§ **WHAT TO PRODUCE**
Drop every picture, then transcribe the remaining data exactly.

## BEGIN MATERIAL FOR THIS TASK

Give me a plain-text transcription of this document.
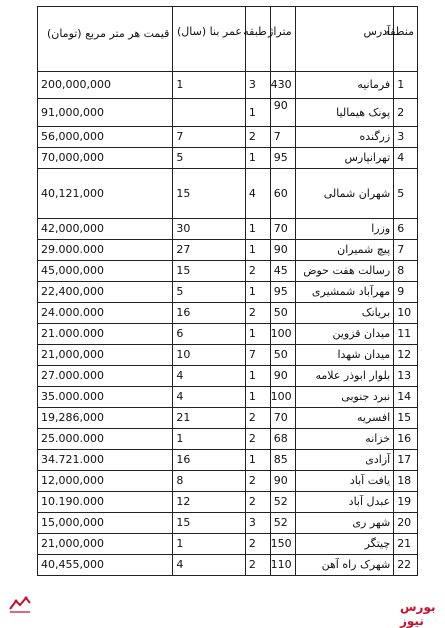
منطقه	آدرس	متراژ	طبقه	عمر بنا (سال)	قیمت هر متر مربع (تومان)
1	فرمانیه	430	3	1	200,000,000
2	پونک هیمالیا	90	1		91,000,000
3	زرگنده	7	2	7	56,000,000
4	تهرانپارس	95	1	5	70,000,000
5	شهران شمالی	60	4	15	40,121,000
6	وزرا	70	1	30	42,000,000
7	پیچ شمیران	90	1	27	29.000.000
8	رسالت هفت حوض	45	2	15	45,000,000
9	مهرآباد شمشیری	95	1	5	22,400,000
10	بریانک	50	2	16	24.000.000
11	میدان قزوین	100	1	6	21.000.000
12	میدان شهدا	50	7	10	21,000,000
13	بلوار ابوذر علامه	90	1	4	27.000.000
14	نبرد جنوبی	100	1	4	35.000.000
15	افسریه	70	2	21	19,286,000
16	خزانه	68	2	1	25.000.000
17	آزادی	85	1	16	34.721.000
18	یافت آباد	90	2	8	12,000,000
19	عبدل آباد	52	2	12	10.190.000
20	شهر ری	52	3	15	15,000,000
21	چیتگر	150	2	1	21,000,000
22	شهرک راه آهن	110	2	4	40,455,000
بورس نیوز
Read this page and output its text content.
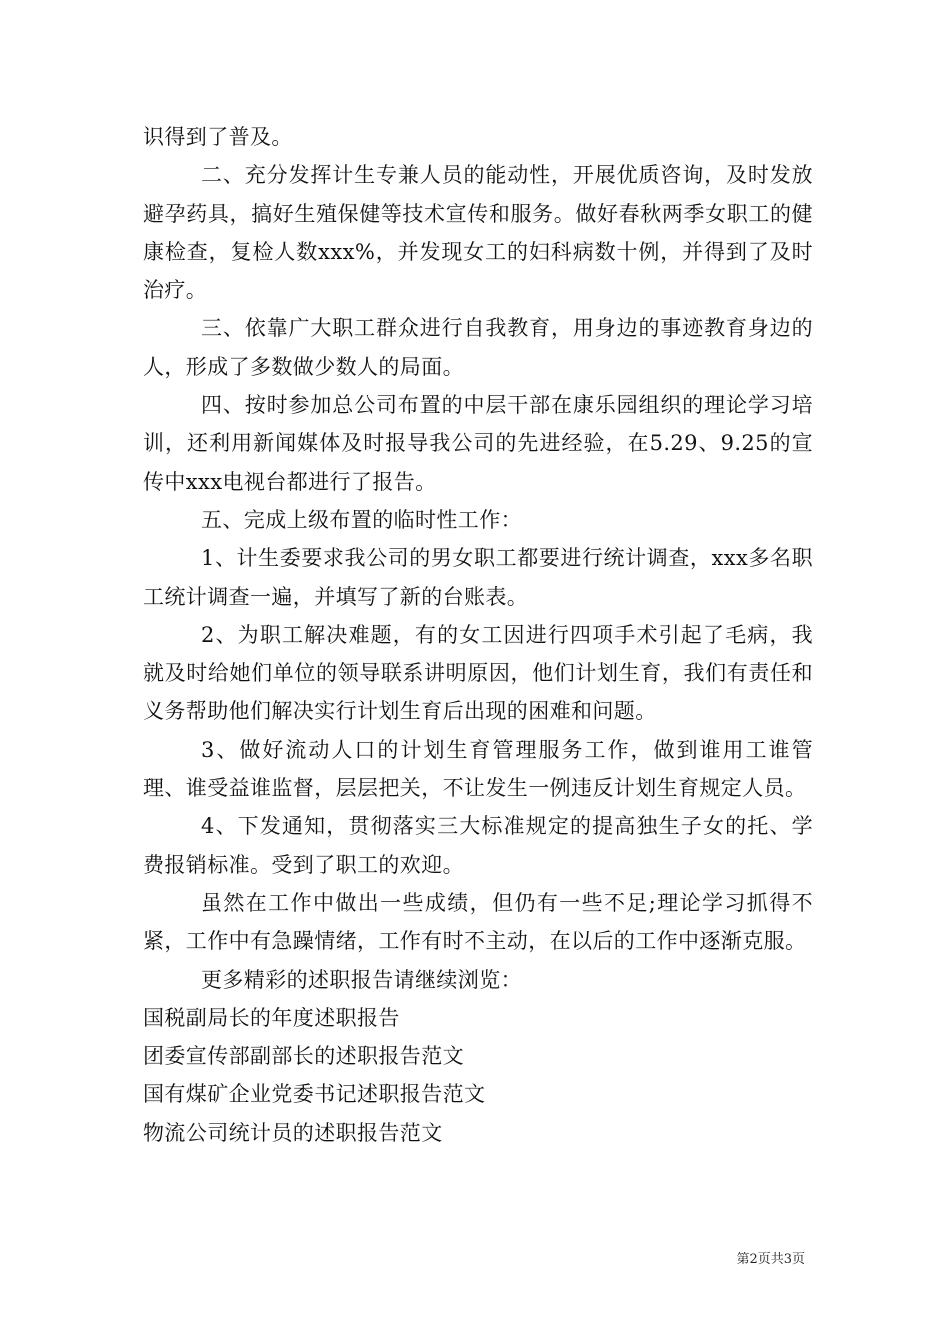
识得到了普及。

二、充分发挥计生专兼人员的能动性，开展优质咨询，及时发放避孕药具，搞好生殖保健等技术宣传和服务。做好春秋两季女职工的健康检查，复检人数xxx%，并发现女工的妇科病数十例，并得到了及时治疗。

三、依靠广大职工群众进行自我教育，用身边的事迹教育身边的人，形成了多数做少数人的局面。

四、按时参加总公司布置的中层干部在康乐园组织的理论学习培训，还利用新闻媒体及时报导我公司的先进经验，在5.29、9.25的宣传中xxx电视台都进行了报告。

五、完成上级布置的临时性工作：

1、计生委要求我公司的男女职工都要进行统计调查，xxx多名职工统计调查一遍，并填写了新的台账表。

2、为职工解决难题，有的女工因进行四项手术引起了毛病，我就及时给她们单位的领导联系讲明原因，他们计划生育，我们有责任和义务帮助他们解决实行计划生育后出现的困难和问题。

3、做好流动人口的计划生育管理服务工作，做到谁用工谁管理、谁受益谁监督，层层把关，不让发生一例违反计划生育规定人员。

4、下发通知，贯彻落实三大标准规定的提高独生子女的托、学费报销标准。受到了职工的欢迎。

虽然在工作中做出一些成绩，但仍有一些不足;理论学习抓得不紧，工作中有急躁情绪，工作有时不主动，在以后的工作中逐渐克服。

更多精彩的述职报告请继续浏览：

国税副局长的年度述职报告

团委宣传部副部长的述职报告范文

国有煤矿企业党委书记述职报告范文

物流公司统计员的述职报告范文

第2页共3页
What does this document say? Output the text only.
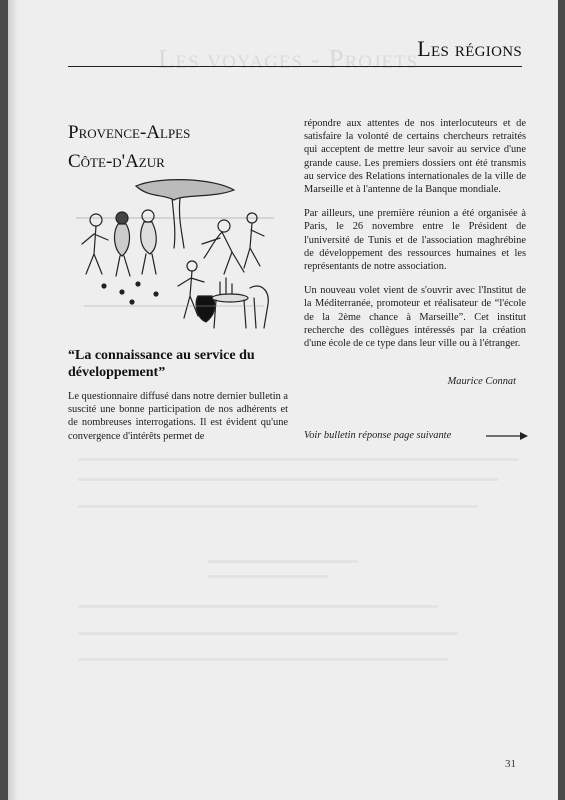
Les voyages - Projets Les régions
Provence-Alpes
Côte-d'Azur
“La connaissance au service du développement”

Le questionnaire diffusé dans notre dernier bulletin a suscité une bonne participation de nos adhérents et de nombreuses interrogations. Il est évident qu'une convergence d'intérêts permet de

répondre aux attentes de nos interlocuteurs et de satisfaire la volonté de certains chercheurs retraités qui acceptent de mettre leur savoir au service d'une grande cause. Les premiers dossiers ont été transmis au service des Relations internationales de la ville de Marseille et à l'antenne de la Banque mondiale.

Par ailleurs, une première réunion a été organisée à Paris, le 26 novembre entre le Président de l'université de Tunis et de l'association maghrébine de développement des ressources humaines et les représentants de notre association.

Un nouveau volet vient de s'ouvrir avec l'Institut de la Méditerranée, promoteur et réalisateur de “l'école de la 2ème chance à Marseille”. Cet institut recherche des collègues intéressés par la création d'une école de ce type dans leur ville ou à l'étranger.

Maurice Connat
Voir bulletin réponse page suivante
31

## END MATERIAL FOR THIS TASK

§ **COMPLETE ANSWER**
Give me a plain-text transcription of this document.
منطقه	آدرس	متراژ	طبقه	عمر بنا (سال)	قیمت هر متر مربع (تومان)
1	فرمانیه	430	3	1	200,000,000
2	پونک هیمالیا	90	1		91,000,000
3	زرگنده	7	2	7	56,000,000
4	تهرانپارس	95	1	5	70,000,000
5	شهران شمالی	60	4	15	40,121,000
6	وزرا	70	1	30	42,000,000
7	پیچ شمیران	90	1	27	29.000.000
8	رسالت هفت حوض	45	2	15	45,000,000
9	مهرآباد شمشیری	95	1	5	22,400,000
10	بریانک	50	2	16	24.000.000
11	میدان قزوین	100	1	6	21.000.000
12	میدان شهدا	50	7	10	21,000,000
13	بلوار ابوذر علامه	90	1	4	27.000.000
14	نبرد جنوبی	100	1	4	35.000.000
15	افسریه	70	2	21	19,286,000
16	خزانه	68	2	1	25.000.000
17	آزادی	85	1	16	34.721.000
18	یافت آباد	90	2	8	12,000,000
19	عبدل آباد	52	2	12	10.190.000
20	شهر ری	52	3	15	15,000,000
21	چیتگر	150	2	1	21,000,000
22	شهرک راه آهن	110	2	4	40,455,000
بورس نیوز
Read this page and output its text content.
识得到了普及。

二、充分发挥计生专兼人员的能动性，开展优质咨询，及时发放避孕药具，搞好生殖保健等技术宣传和服务。做好春秋两季女职工的健康检查，复检人数xxx%，并发现女工的妇科病数十例，并得到了及时治疗。

三、依靠广大职工群众进行自我教育，用身边的事迹教育身边的人，形成了多数做少数人的局面。

四、按时参加总公司布置的中层干部在康乐园组织的理论学习培训，还利用新闻媒体及时报导我公司的先进经验，在5.29、9.25的宣传中xxx电视台都进行了报告。

五、完成上级布置的临时性工作：

1、计生委要求我公司的男女职工都要进行统计调查，xxx多名职工统计调查一遍，并填写了新的台账表。

2、为职工解决难题，有的女工因进行四项手术引起了毛病，我就及时给她们单位的领导联系讲明原因，他们计划生育，我们有责任和义务帮助他们解决实行计划生育后出现的困难和问题。

3、做好流动人口的计划生育管理服务工作，做到谁用工谁管理、谁受益谁监督，层层把关，不让发生一例违反计划生育规定人员。

4、下发通知，贯彻落实三大标准规定的提高独生子女的托、学费报销标准。受到了职工的欢迎。

虽然在工作中做出一些成绩，但仍有一些不足;理论学习抓得不紧，工作中有急躁情绪，工作有时不主动，在以后的工作中逐渐克服。

更多精彩的述职报告请继续浏览：

国税副局长的年度述职报告

团委宣传部副部长的述职报告范文

国有煤矿企业党委书记述职报告范文

物流公司统计员的述职报告范文

第2页共3页
What does this document say? Output the text only.
Les voyages - Projets Les régions
Provence-Alpes
Côte-d'Azur
“La connaissance au service du développement”

Le questionnaire diffusé dans notre dernier bulletin a suscité une bonne participation de nos adhérents et de nombreuses interrogations. Il est évident qu'une convergence d'intérêts permet de

répondre aux attentes de nos interlocuteurs et de satisfaire la volonté de certains chercheurs retraités qui acceptent de mettre leur savoir au service d'une grande cause. Les premiers dossiers ont été transmis au service des Relations internationales de la ville de Marseille et à l'antenne de la Banque mondiale.

Par ailleurs, une première réunion a été organisée à Paris, le 26 novembre entre le Président de l'université de Tunis et de l'association maghrébine de développement des ressources humaines et les représentants de notre association.

Un nouveau volet vient de s'ouvrir avec l'Institut de la Méditerranée, promoteur et réalisateur de “l'école de la 2ème chance à Marseille”. Cet institut recherche des collègues intéressés par la création d'une école de ce type dans leur ville ou à l'étranger.

Maurice Connat
Voir bulletin réponse page suivante
31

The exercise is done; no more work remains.